Extract every line from the records below that contains the word "horizontal".

** BEGIN DATASET EXTRACT **

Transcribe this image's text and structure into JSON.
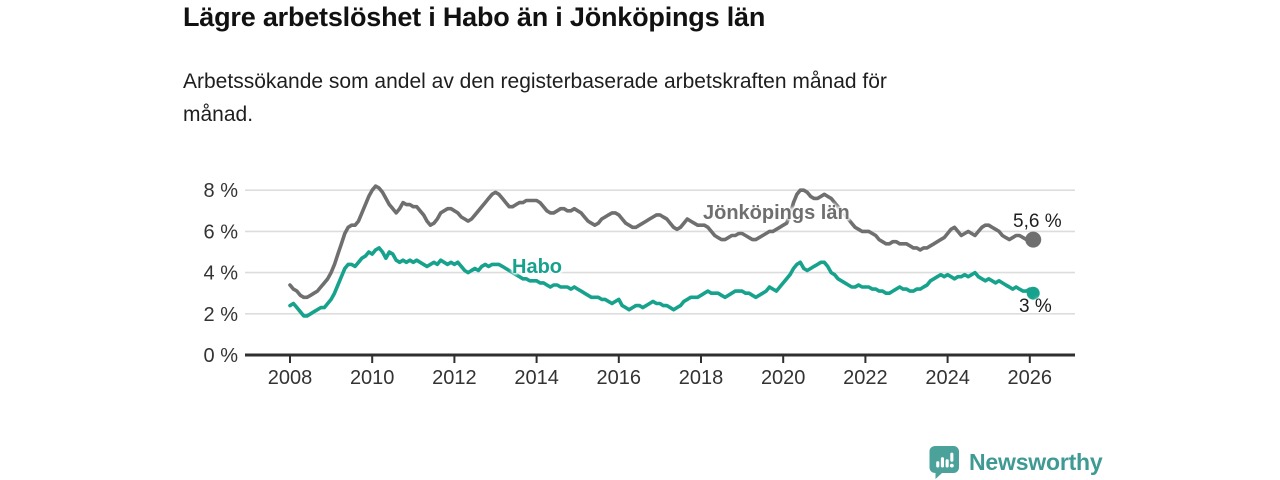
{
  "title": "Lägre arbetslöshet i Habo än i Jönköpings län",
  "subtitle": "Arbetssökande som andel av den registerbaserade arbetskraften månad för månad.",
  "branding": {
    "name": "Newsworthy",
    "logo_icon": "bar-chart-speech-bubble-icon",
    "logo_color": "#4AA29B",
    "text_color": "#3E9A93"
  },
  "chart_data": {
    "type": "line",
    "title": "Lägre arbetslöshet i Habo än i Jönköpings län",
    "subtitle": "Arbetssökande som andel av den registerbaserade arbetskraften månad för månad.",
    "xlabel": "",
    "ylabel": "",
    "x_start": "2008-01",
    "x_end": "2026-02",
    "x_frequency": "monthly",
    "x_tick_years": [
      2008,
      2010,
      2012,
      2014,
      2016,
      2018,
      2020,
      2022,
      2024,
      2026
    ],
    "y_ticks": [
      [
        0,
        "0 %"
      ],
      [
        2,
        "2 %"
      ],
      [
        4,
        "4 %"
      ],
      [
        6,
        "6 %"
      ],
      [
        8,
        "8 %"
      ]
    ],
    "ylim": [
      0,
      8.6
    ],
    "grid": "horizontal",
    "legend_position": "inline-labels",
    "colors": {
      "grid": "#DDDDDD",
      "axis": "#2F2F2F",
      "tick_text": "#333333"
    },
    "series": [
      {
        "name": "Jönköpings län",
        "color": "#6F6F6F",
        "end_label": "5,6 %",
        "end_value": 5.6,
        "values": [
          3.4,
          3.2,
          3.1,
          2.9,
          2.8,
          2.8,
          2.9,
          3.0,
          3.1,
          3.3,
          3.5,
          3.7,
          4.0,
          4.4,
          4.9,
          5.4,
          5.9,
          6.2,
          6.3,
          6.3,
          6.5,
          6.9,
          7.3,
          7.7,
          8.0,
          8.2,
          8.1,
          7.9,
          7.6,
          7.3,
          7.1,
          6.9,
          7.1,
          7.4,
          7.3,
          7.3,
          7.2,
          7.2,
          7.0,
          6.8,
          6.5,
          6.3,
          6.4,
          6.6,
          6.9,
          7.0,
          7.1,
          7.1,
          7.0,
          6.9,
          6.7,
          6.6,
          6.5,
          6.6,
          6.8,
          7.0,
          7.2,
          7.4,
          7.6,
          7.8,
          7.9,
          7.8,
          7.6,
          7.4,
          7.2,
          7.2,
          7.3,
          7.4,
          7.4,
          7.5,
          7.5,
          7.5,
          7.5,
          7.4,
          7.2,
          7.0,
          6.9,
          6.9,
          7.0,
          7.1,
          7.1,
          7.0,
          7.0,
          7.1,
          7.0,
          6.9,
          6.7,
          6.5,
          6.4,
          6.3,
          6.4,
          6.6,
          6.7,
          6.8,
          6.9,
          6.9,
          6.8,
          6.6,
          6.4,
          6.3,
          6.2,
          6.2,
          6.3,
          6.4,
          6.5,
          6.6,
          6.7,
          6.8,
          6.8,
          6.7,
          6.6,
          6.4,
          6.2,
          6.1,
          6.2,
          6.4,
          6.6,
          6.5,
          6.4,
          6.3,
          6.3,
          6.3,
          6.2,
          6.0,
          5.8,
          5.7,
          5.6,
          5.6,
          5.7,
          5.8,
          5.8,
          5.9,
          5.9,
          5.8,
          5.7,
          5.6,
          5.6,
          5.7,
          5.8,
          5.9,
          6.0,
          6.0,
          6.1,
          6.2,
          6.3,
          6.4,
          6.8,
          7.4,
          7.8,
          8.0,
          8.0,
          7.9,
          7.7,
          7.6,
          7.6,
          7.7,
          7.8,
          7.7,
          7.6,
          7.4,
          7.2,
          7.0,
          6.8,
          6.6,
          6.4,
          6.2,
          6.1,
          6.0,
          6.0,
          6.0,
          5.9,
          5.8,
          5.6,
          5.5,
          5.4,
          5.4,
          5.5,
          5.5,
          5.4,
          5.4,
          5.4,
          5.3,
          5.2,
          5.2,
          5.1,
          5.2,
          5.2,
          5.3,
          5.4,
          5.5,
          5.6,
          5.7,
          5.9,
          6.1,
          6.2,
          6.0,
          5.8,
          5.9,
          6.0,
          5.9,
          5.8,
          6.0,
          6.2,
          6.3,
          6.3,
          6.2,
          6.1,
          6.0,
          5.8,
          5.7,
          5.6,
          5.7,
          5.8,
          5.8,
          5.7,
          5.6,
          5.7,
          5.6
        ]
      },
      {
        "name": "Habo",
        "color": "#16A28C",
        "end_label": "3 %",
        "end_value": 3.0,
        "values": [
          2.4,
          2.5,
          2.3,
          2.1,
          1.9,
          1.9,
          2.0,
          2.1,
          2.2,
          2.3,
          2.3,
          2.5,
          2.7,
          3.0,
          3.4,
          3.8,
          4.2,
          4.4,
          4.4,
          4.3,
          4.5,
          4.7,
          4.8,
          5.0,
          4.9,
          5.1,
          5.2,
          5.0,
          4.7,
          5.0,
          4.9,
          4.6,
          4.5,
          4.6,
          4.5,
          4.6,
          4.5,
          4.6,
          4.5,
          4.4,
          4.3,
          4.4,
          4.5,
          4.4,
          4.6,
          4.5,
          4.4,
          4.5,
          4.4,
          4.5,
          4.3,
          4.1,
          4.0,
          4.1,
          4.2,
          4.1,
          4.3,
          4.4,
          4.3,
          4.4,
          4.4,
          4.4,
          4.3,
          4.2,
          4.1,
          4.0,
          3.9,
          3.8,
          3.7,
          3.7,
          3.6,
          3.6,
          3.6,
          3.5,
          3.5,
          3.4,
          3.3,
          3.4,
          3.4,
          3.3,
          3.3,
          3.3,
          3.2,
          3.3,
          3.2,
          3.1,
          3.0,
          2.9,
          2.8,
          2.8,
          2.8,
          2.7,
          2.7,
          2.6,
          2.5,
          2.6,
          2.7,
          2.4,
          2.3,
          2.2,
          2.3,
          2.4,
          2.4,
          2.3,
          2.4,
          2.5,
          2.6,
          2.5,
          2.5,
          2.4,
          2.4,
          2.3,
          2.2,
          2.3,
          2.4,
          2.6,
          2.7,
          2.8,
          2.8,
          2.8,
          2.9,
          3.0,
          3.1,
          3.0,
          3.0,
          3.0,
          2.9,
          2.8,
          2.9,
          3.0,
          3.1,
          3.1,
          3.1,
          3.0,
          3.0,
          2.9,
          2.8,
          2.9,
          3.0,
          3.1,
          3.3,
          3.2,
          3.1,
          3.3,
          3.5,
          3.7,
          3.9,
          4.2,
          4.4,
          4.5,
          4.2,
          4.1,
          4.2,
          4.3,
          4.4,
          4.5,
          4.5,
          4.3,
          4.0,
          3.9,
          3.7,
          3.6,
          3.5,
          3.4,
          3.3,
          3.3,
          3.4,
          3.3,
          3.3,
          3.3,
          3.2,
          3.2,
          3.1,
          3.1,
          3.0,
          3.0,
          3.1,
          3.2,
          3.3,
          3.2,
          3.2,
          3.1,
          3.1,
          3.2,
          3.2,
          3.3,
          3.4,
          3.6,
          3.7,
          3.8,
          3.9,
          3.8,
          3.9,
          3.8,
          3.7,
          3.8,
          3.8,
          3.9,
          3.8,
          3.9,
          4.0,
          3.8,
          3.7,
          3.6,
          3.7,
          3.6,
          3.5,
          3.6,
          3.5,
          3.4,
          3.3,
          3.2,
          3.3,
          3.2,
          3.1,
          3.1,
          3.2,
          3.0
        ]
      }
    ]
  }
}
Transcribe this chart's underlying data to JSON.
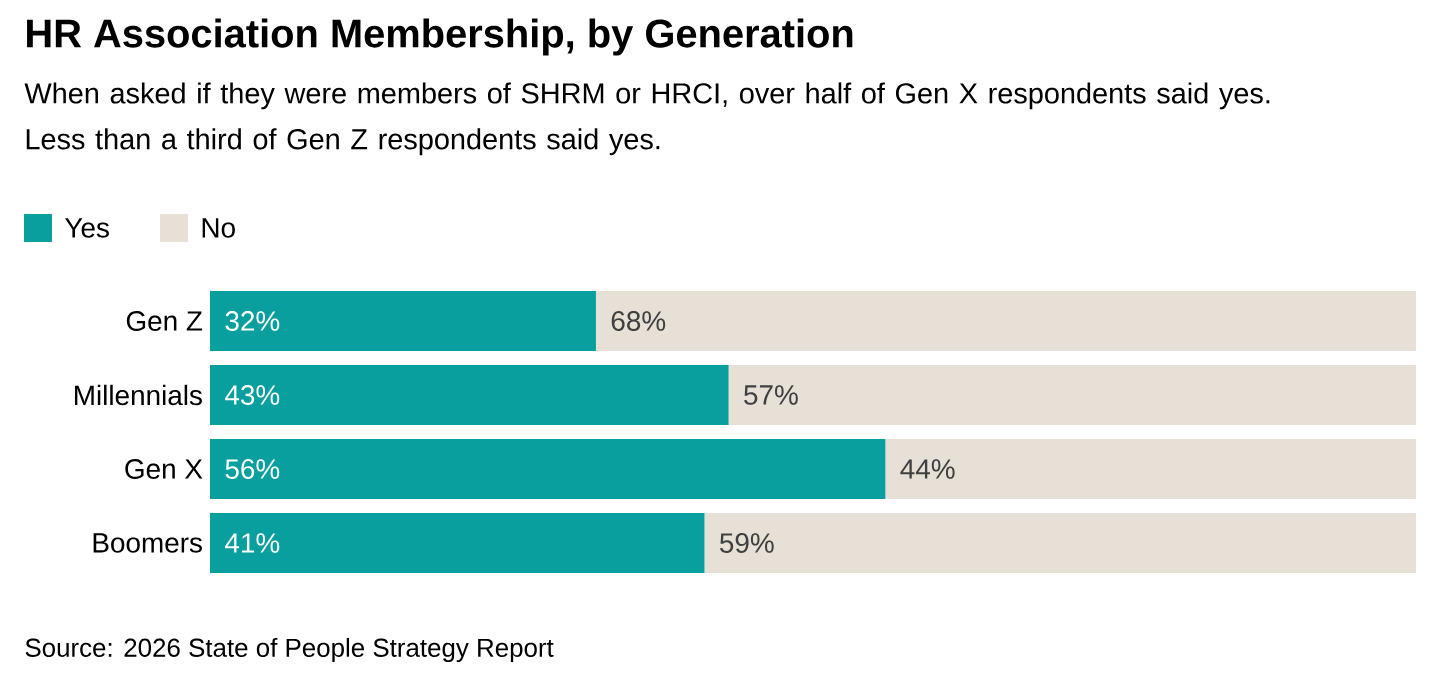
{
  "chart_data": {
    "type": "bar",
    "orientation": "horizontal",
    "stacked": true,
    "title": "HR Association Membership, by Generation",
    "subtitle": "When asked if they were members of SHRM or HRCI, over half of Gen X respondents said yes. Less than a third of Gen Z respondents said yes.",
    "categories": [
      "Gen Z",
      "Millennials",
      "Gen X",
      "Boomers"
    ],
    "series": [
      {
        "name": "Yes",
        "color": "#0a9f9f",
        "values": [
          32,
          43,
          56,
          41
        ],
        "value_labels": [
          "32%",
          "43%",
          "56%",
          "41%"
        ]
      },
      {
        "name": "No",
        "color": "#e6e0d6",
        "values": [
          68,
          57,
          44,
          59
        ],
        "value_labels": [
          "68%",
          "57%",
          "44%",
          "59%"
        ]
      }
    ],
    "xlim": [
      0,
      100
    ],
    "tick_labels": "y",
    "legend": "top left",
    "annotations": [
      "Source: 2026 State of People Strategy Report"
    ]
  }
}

** END DATASET EXTRACT **

- [EXPECTED ANSWER]:
    "grid": "horizontal",
    "orientation": "horizontal",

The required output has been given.